#### SOURCE DOCUMENT
Forgiveness gives new life

Life without reconciliation is bad idea—in fact, it is no life at all. People have made this experience for centuries, and it is still highly relevant today. Here is a somewhat different take on a well-known parable.

It is already after midnight when a wife writes a letter to her husband in prison: “I forgive you now and always. You are in such great conflict and anxiety, from which I would gladly deliver you with my own blood. Could there be any hatred at all that would prevent me from forgiving so small a sin committed against me, when it is compared to the many great sins for which I implore forgiveness every day from my heavenly Father?”

Jan Rubens was behind bars in Antwerp. He had been accused of adultery, and in the year 1570 this was punishable by death. The letter of his loving wife so moved the judges that they ultimately suspended their sentence: after two years of incarceration, he was released. He went home to his wife and their children. In 1577 the couple had another son, whom they named Peter Paul. He became the world-famous painter, a genius who painted hundreds of pictures that fill museums today. If there had been no forgiveness, there would not have been a Peter Paul Rubens either…

In search of the limits of willingness to reconcile

A unique chance: no leafing through legal texts, no researching treatises on morals and ethics, no, just an opportunity to check with Jesus directly and answer the all-important question of the scope of our willingness to forgive—it was just such an opportunity that Peter took some two thousand years ago. In conversation with Jesus he wanted to know at what point it was finally alright to dispense with the idea of forgiveness. He had learned about love for his neighbour, as it had so often been described by Christ, and knew that more was expected of him than merely “an eye for an eye”. So he approached Jesus and very generously offered him even more than rabbinic tradition recommended: his proposal was to forgive his neighbour not only three times, but seven times.
########
• _JOB_
List every person the forgiveness article above names, counting Jesus and Christ as one person.
#### INFORMATION SUPPLIED
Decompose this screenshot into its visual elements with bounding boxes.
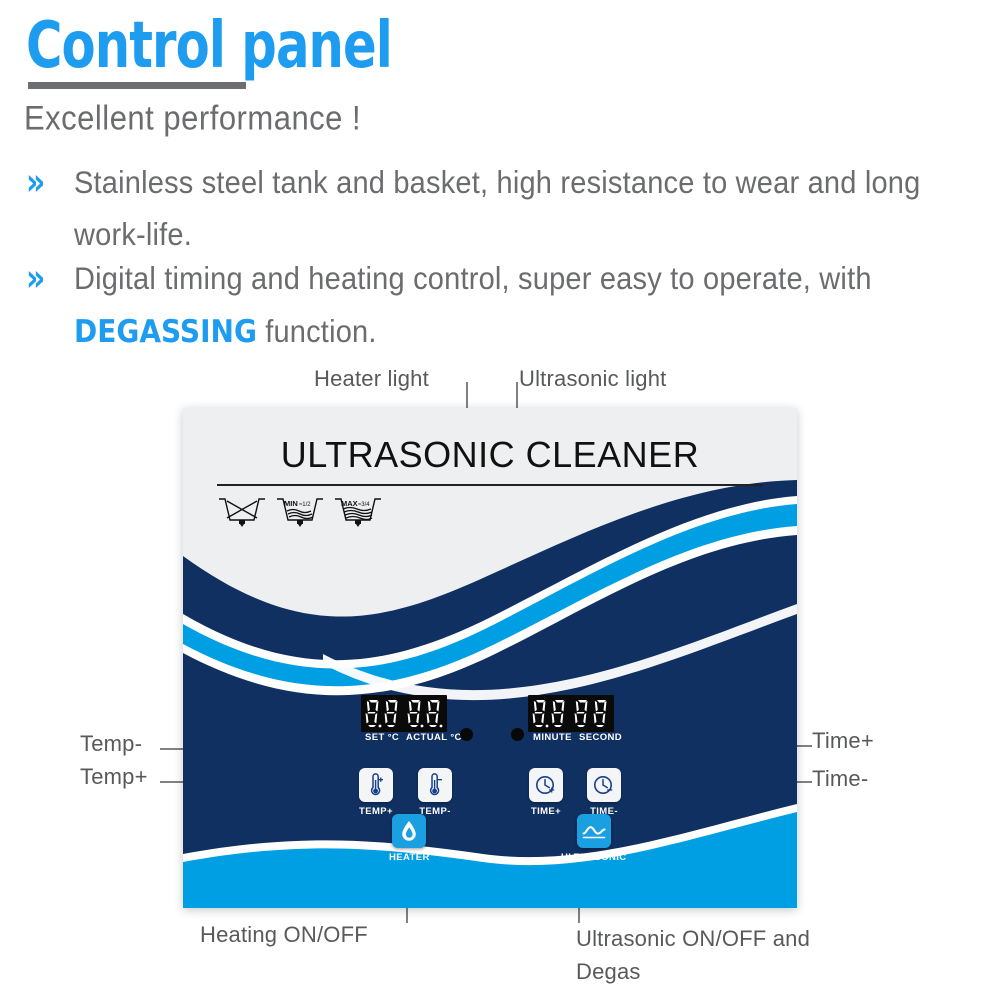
########
• _FINISHED EXERCISE_
Jan Rubens, Peter Paul Rubens, Jesus, Peter